- Data

********************

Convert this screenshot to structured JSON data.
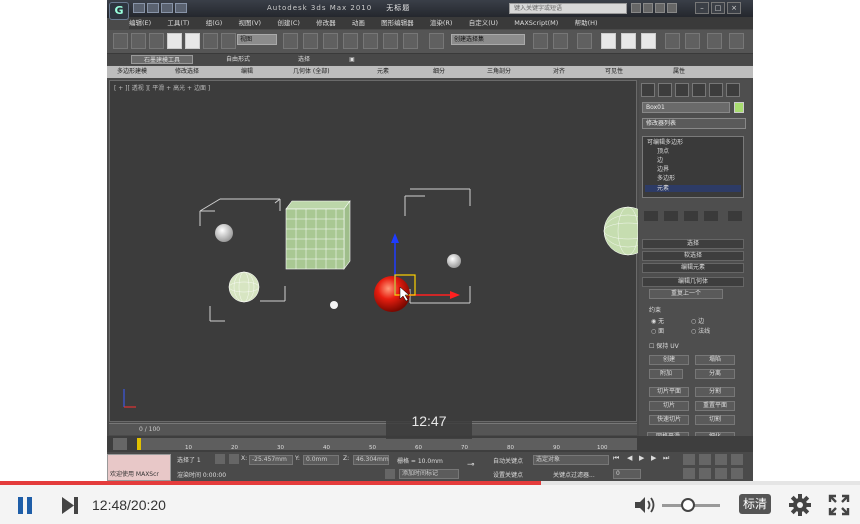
{
  "app": {
    "title": "Autodesk 3ds Max   2010",
    "document": "无标题",
    "help_search_placeholder": "键入关键字或短语",
    "menu": [
      "编辑(E)",
      "工具(T)",
      "组(G)",
      "视图(V)",
      "创建(C)",
      "修改器",
      "动画",
      "图形编辑器",
      "渲染(R)",
      "自定义(U)",
      "MAXScript(M)",
      "帮助(H)"
    ],
    "toolbar": {
      "selection_filter": "视图",
      "named_selection": "创建选择集"
    },
    "ribbon_tabs": [
      "石墨建模工具",
      "自由形式",
      "选择",
      "▣"
    ],
    "ribbon_sub": [
      "多边形建模",
      "修改选择",
      "编辑",
      "几何体 (全部)",
      "元素",
      "细分",
      "三角剖分",
      "对齐",
      "可见性",
      "属性"
    ],
    "viewport_label": "[ + ][ 透视 ][ 平滑 + 高光 + 边面 ]",
    "command_panel": {
      "object_name": "Box01",
      "modifier_list": "修改器列表",
      "stack": [
        {
          "label": "可编辑多边形",
          "selected": false
        },
        {
          "label": "顶点",
          "selected": false
        },
        {
          "label": "边",
          "selected": false
        },
        {
          "label": "边界",
          "selected": false
        },
        {
          "label": "多边形",
          "selected": false
        },
        {
          "label": "元素",
          "selected": true
        }
      ],
      "rollouts": [
        "选择",
        "软选择",
        "编辑元素",
        "编辑几何体"
      ],
      "repeat_last": "重复上一个",
      "constraints_label": "约束",
      "constraint_options": [
        "无",
        "边",
        "面",
        "法线"
      ],
      "preserve_uv": "保持 UV",
      "buttons": {
        "create": "创建",
        "collapse": "塌陷",
        "attach": "附加",
        "detach": "分离",
        "slice_plane": "切片平面",
        "split": "分割",
        "slice": "切片",
        "reset_plane": "重置平面",
        "quickslice": "快速切片",
        "cut": "切割",
        "meshsmooth": "网格平滑",
        "tessellate": "细化"
      }
    },
    "time_slider": "0 / 100",
    "timeline_ticks": [
      "10",
      "20",
      "30",
      "40",
      "50",
      "60",
      "70",
      "80",
      "90",
      "100"
    ],
    "status": {
      "welcome": "欢迎使用 MAXScr",
      "selected": "选择了 1",
      "x_value": "-25.457mm",
      "y_value": "0.0mm",
      "z_value": "46.304mm",
      "grid": "栅格 = 10.0mm",
      "auto_key": "自动关键点",
      "selected_obj": "选定对象",
      "set_key": "设置关键点",
      "key_filters": "关键点过滤器...",
      "render_time": "渲染时间 0:00:00",
      "add_time_tag": "添加时间标记",
      "frame": "0"
    }
  },
  "overlay_time": "12:47",
  "player": {
    "time": "12:48/20:20",
    "progress": 0.629,
    "volume": 0.45,
    "quality": "标清"
  }
}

********************

- Task details
Print the entries above exactly, taking out only the pictures.

- Task result
Convert this screenshot to structured JSON data.
{
  "app": {
    "title": "Autodesk 3ds Max   2010",
    "document": "无标题",
    "help_search_placeholder": "键入关键字或短语",
    "menu": [
      "编辑(E)",
      "工具(T)",
      "组(G)",
      "视图(V)",
      "创建(C)",
      "修改器",
      "动画",
      "图形编辑器",
      "渲染(R)",
      "自定义(U)",
      "MAXScript(M)",
      "帮助(H)"
    ],
    "toolbar": {
      "selection_filter": "视图",
      "named_selection": "创建选择集"
    },
    "ribbon_tabs": [
      "石墨建模工具",
      "自由形式",
      "选择",
      "▣"
    ],
    "ribbon_sub": [
      "多边形建模",
      "修改选择",
      "编辑",
      "几何体 (全部)",
      "元素",
      "细分",
      "三角剖分",
      "对齐",
      "可见性",
      "属性"
    ],
    "viewport_label": "[ + ][ 透视 ][ 平滑 + 高光 + 边面 ]",
    "command_panel": {
      "object_name": "Box01",
      "modifier_list": "修改器列表",
      "stack": [
        {
          "label": "可编辑多边形",
          "selected": false
        },
        {
          "label": "顶点",
          "selected": false
        },
        {
          "label": "边",
          "selected": false
        },
        {
          "label": "边界",
          "selected": false
        },
        {
          "label": "多边形",
          "selected": false
        },
        {
          "label": "元素",
          "selected": true
        }
      ],
      "rollouts": [
        "选择",
        "软选择",
        "编辑元素",
        "编辑几何体"
      ],
      "repeat_last": "重复上一个",
      "constraints_label": "约束",
      "constraint_options": [
        "无",
        "边",
        "面",
        "法线"
      ],
      "preserve_uv": "保持 UV",
      "buttons": {
        "create": "创建",
        "collapse": "塌陷",
        "attach": "附加",
        "detach": "分离",
        "slice_plane": "切片平面",
        "split": "分割",
        "slice": "切片",
        "reset_plane": "重置平面",
        "quickslice": "快速切片",
        "cut": "切割",
        "meshsmooth": "网格平滑",
        "tessellate": "细化"
      }
    },
    "time_slider": "0 / 100",
    "timeline_ticks": [
      "10",
      "20",
      "30",
      "40",
      "50",
      "60",
      "70",
      "80",
      "90",
      "100"
    ],
    "status": {
      "welcome": "欢迎使用 MAXScr",
      "selected": "选择了 1",
      "x_value": "-25.457mm",
      "y_value": "0.0mm",
      "z_value": "46.304mm",
      "grid": "栅格 = 10.0mm",
      "auto_key": "自动关键点",
      "selected_obj": "选定对象",
      "set_key": "设置关键点",
      "key_filters": "关键点过滤器...",
      "render_time": "渲染时间 0:00:00",
      "add_time_tag": "添加时间标记",
      "frame": "0"
    }
  },
  "overlay_time": "12:47",
  "player": {
    "time": "12:48/20:20",
    "progress": 0.629,
    "volume": 0.45,
    "quality": "标清"
  }
}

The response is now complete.